>>>>>

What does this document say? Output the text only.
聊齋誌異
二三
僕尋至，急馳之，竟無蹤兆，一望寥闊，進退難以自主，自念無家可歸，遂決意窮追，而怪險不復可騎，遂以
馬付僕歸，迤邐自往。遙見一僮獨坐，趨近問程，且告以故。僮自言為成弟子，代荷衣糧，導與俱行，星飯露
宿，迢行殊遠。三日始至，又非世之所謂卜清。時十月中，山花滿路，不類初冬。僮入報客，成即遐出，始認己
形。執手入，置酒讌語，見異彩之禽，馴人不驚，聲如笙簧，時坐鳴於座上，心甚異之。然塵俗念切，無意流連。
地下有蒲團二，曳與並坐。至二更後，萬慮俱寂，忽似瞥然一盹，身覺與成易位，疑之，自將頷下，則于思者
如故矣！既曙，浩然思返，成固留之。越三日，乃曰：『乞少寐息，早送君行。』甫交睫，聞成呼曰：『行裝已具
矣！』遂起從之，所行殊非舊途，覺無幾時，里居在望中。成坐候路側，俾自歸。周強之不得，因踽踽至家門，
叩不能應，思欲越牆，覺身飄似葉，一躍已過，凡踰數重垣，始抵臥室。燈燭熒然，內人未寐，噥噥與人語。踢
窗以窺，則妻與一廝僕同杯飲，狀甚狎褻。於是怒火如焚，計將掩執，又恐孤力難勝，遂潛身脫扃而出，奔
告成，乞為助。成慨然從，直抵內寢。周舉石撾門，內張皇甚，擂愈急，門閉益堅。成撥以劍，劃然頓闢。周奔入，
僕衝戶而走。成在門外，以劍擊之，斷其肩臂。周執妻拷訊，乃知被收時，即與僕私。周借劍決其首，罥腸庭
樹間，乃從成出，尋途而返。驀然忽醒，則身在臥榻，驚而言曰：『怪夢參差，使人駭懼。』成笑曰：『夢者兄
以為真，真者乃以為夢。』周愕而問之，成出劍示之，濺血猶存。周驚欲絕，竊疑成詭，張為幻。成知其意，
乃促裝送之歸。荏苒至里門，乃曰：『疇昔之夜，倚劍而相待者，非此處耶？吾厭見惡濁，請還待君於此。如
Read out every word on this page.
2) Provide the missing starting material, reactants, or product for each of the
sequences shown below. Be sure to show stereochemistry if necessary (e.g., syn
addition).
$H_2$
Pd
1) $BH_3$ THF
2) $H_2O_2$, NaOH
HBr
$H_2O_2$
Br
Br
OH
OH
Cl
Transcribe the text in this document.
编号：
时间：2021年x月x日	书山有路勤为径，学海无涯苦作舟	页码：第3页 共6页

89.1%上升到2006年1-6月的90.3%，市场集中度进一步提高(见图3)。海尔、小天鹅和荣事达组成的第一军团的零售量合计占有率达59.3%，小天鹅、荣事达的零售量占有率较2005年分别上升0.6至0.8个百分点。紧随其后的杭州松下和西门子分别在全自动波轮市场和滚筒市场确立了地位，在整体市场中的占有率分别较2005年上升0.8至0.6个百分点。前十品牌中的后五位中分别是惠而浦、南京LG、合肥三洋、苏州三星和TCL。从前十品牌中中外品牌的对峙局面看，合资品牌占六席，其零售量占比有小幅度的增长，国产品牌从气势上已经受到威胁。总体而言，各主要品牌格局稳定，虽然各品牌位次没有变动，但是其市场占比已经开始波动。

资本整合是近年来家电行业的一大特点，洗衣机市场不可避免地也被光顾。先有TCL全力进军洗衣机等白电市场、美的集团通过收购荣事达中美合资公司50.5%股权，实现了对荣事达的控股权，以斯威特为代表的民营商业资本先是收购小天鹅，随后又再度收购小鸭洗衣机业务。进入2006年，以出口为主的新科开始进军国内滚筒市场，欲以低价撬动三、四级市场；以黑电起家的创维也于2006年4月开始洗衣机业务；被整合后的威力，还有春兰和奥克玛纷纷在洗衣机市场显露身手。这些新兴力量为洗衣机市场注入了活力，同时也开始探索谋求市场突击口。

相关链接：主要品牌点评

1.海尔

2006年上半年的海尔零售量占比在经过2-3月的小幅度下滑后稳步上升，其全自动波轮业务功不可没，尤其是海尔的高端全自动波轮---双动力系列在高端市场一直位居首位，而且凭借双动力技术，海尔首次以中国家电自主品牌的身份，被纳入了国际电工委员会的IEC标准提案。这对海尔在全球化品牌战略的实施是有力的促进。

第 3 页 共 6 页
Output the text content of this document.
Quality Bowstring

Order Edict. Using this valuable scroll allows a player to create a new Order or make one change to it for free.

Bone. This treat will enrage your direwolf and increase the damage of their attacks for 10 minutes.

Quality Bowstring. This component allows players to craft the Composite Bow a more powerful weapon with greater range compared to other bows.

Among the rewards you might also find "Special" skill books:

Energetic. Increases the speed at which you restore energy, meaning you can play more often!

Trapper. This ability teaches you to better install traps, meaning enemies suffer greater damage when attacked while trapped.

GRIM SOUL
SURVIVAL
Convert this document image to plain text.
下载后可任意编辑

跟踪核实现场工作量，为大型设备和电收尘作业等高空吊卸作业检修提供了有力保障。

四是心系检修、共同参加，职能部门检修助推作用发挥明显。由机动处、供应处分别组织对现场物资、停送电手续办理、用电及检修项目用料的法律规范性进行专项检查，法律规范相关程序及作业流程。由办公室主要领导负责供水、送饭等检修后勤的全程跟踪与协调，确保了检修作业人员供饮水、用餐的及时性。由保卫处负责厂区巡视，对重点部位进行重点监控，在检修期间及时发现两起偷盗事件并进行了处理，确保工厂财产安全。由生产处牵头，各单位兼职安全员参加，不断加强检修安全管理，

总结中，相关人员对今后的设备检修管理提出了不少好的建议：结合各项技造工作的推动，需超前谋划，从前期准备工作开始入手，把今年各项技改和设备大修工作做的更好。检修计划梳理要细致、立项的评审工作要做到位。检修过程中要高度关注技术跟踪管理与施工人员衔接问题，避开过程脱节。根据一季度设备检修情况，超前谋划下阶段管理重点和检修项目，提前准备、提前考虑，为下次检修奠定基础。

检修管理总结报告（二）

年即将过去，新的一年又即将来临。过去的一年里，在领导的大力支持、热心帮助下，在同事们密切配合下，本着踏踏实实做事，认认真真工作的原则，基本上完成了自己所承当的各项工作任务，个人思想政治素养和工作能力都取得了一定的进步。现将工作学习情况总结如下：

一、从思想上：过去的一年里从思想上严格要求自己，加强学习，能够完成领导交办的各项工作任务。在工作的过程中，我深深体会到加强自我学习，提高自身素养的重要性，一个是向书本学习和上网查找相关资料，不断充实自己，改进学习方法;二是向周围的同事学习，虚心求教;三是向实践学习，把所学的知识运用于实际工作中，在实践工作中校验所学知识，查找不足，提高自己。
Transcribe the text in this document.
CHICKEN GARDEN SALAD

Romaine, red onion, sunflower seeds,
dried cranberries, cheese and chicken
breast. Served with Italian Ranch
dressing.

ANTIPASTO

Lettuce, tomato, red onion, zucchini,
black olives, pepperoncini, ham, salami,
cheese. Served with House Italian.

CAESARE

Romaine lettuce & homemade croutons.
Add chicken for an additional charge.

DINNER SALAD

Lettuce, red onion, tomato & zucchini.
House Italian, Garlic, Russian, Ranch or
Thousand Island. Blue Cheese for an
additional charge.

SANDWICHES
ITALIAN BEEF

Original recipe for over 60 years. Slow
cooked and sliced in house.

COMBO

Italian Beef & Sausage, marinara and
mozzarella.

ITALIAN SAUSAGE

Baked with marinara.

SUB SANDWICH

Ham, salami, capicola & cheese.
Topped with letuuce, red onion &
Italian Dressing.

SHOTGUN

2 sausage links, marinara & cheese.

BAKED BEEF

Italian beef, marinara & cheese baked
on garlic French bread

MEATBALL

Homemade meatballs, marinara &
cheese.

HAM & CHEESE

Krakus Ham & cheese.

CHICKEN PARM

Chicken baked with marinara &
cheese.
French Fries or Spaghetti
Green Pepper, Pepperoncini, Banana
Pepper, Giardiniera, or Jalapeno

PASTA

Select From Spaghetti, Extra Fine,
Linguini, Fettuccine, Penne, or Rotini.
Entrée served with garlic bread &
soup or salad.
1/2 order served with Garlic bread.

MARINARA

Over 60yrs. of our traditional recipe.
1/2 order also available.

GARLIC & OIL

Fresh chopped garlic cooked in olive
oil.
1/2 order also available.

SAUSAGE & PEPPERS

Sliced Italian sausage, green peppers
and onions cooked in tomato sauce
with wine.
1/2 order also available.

<<<<<

## EXERCISE INSTRUCTIONS
Report the number of lines above that contain the word "document", and only that number.

## FINISHED EXERCISE
5